**EXERCISE**
Answer these questions from the podcast summary:
1. Which company's disastrous rewrite does it cite as a lesson from a high-stakes failure?
2. When a systems model conflicts with reality, which one does Larson say needs updating?
3. Which style of metrics does he recommend starting with to measure engineering productivity?

### EXTRACT PROVIDED ###

Lenny's PodcastThe engineering mindset | Will Larson (Carta, Stripe, Uber, Calm, Digg)
At a glance
WHAT IT’S REALLY ABOUT
Will Larson on engineering strategy, accountability, and sustainable writing careers
- CTO Will Larson discusses how the engineering landscape has shifted from hypergrowth and coddling engineers to a more accountable, constraints-driven environment. He explains systems thinking, practical engineering strategy, and how to build healthier EM–PM partnerships with aligned incentives. Larson also shares his approach to writing prolifically while working intense leadership roles, the importance of honest, applicable company values, and lessons from high‑stakes failures like Digg’s disastrous rewrite. Throughout, he emphasizes treating engineers as peers, embracing constraints, and focusing on long-term learning over short-term optics.
IDEAS WORTH REMEMBERING
5 ideasStop coddling engineers; give them real accountability and leadership opportunities.
Larson argues that over-optimizing for retention led companies to shield engineers from hard problems, which stunted growth and limited senior IC roles; today’s environment allows holding engineers accountable and putting them into true senior leadership positions.
Use systems thinking to diagnose, not to deny reality.
By modeling stocks and flows (e.g., hiring pipelines, incident processes), you can see where a system is breaking down, but Larson stresses that when your model conflicts with reality, reality is right—your model is what needs updating.
Good engineering strategy is often boring, constraint-heavy, and written down.
Effective strategies look like “we only use our standard tech stack” or “no cloud, only our own data centers”; these constraints focus scarce engineering capacity on what the business actually values and enable faster, more coherent execution.
Align EM–PM incentives, ideally via shared performance ratings.
Many EM–PM conflicts stem from misaligned incentives and unspoken needs; tying their performance reviews together forces them to own outcomes jointly and pushes both to solve for company goals, not just functional metrics.
Measure engineering productivity imperfectly, then use metrics to educate.
Larson recommends starting with DORA-style metrics and basic benchmarks even though they’re flawed, using them for diagnosis and board communication, and layering in qualitative input from engineers who usually know where the real bottlenecks are.
WORDS WORTH SAVING
5 quotesWe often treat engineers a little bit like children instead of giving them the responsibilities and ability to actually thrive as adults.
— Will Larson
Reality is never wrong. Reality is always right. Your model is always wrong if it's in conflict with reality.
— Will Larson
The goal of good strategy is not to appease everyone. The goal of good strategy is to dictate how we invest the limited capacities we have into the problems we care about.
— Will Larson
The biggest risk to content creation of any sort is quitting soon because you get burned out. The biggest risk is not that you grow too slow initially.
— Will Larson
Values have to be honest and applicable. If everyone can say them and no one would ever choose the opposite, they’re not helping you make decisions.

### DATASET ENTRIES ###

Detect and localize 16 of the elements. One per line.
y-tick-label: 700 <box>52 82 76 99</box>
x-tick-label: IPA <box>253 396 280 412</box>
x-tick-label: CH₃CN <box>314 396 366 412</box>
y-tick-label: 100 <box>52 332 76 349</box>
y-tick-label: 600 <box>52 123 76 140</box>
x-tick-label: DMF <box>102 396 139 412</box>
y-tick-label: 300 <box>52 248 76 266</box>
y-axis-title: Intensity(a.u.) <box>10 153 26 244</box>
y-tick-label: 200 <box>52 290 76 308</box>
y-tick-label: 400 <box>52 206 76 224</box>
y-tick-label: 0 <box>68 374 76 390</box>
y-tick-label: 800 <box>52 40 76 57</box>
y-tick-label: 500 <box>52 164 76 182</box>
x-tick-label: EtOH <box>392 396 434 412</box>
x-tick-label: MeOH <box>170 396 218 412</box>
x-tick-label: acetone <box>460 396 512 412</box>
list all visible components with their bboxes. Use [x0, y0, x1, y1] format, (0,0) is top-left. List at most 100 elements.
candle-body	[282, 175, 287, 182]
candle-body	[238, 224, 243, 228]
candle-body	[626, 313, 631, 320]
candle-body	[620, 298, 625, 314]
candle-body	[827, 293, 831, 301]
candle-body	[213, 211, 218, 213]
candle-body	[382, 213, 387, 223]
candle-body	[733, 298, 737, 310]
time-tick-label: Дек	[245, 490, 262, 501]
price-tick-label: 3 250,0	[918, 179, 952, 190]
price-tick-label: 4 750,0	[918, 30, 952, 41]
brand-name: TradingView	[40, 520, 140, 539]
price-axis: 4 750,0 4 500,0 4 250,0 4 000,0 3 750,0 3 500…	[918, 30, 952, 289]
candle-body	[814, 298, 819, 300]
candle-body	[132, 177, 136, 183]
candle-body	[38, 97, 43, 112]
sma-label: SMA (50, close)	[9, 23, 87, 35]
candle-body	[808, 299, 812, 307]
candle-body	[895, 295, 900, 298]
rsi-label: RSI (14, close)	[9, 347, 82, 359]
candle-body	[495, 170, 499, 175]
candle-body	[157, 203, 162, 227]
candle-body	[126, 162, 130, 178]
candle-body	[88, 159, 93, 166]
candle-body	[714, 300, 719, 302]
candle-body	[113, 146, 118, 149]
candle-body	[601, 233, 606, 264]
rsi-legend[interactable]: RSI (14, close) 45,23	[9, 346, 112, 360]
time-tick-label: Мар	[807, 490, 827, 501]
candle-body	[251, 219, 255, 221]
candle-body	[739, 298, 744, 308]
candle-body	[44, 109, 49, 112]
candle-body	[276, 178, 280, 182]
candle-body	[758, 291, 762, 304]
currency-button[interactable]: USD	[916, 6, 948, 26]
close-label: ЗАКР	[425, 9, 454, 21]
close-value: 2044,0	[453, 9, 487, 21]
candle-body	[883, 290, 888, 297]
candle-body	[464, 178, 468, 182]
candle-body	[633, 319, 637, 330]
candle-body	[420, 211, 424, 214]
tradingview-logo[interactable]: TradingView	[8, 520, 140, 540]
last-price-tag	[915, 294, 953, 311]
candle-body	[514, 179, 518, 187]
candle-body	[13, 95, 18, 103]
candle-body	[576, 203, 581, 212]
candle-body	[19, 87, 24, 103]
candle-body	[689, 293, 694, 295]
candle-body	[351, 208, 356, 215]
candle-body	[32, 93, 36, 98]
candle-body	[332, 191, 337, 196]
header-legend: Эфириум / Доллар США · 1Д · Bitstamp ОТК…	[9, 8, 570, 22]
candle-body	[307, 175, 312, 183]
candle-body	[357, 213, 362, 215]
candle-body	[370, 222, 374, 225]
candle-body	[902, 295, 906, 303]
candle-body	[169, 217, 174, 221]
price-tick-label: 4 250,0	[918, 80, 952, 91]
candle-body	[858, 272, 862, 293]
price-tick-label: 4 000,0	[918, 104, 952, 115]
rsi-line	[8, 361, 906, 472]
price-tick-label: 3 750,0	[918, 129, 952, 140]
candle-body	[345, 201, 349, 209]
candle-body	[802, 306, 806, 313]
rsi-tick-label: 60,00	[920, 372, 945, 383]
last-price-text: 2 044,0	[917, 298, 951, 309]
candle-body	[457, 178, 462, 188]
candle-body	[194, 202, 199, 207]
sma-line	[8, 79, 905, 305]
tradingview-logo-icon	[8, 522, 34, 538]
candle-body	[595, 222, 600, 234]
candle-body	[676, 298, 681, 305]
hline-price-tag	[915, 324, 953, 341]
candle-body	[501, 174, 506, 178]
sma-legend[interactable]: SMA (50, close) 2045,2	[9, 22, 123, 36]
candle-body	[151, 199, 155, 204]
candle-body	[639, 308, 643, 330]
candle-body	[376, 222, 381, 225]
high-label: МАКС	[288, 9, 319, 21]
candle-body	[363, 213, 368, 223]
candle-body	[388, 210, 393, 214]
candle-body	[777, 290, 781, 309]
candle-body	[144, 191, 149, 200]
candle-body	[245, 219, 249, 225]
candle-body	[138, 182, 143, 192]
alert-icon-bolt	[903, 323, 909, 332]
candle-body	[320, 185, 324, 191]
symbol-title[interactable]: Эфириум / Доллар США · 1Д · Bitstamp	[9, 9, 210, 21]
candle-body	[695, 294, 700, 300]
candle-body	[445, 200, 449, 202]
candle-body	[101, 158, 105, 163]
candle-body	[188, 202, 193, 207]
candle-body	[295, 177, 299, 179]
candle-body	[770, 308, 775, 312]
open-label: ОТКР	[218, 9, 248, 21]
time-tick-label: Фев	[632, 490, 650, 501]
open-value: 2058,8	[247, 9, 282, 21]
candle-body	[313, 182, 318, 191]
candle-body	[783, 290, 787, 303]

###

**TASK RESULT**
1. Digg.
2. The model, because reality is right.
3. DORA-style metrics.